Reproduce the material word for word; the images stay out.

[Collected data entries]
┄┄┄┄┄┄┄┄┄┄┄┄┄┄┄┄┄┄┄┄

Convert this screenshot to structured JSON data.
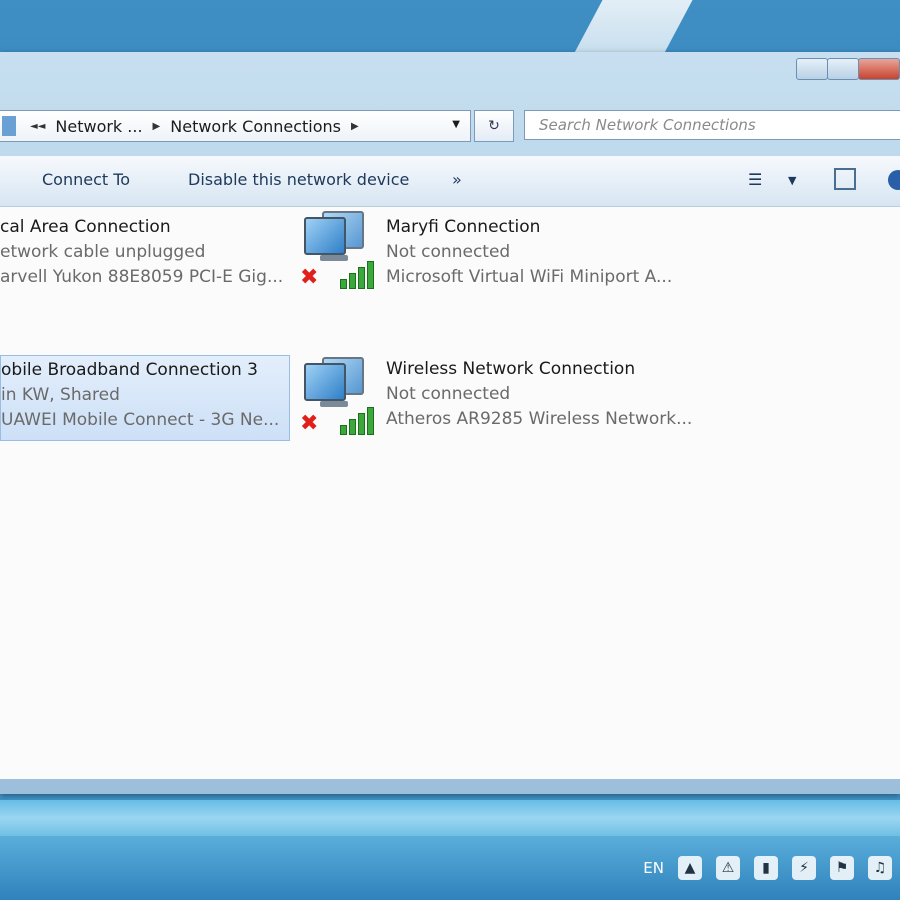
{
  "address": {
    "crumbs": [
      "Network ...",
      "Network Connections"
    ],
    "refresh_icon": "refresh-icon"
  },
  "search": {
    "placeholder": "Search Network Connections"
  },
  "toolbar": {
    "connect_to": "Connect To",
    "disable_device": "Disable this network device",
    "more_icon": "overflow-chevron-icon"
  },
  "connections": [
    {
      "name": "cal Area Connection",
      "status": "etwork cable unplugged",
      "device": "arvell Yukon 88E8059 PCI-E Gig...",
      "selected": false
    },
    {
      "name": "Maryfi Connection",
      "status": "Not connected",
      "device": "Microsoft Virtual WiFi Miniport A...",
      "selected": false
    },
    {
      "name": "obile Broadband Connection 3",
      "status": "in KW, Shared",
      "device": "UAWEI Mobile Connect - 3G Ne...",
      "selected": true
    },
    {
      "name": "Wireless Network Connection",
      "status": "Not connected",
      "device": "Atheros AR9285 Wireless Network...",
      "selected": false
    }
  ],
  "taskbar": {
    "language": "EN"
  },
  "colors": {
    "accent": "#3b8ec2",
    "error": "#e0201a",
    "signal": "#3aa83a"
  }
}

┄┄┄┄┄┄┄┄┄┄┄┄┄┄┄┄┄┄┄┄

Task response
Convert this screenshot to structured JSON data.
{
  "address": {
    "crumbs": [
      "Network ...",
      "Network Connections"
    ],
    "refresh_icon": "refresh-icon"
  },
  "search": {
    "placeholder": "Search Network Connections"
  },
  "toolbar": {
    "connect_to": "Connect To",
    "disable_device": "Disable this network device",
    "more_icon": "overflow-chevron-icon"
  },
  "connections": [
    {
      "name": "cal Area Connection",
      "status": "etwork cable unplugged",
      "device": "arvell Yukon 88E8059 PCI-E Gig...",
      "selected": false
    },
    {
      "name": "Maryfi Connection",
      "status": "Not connected",
      "device": "Microsoft Virtual WiFi Miniport A...",
      "selected": false
    },
    {
      "name": "obile Broadband Connection 3",
      "status": "in KW, Shared",
      "device": "UAWEI Mobile Connect - 3G Ne...",
      "selected": true
    },
    {
      "name": "Wireless Network Connection",
      "status": "Not connected",
      "device": "Atheros AR9285 Wireless Network...",
      "selected": false
    }
  ],
  "taskbar": {
    "language": "EN"
  },
  "colors": {
    "accent": "#3b8ec2",
    "error": "#e0201a",
    "signal": "#3aa83a"
  }
}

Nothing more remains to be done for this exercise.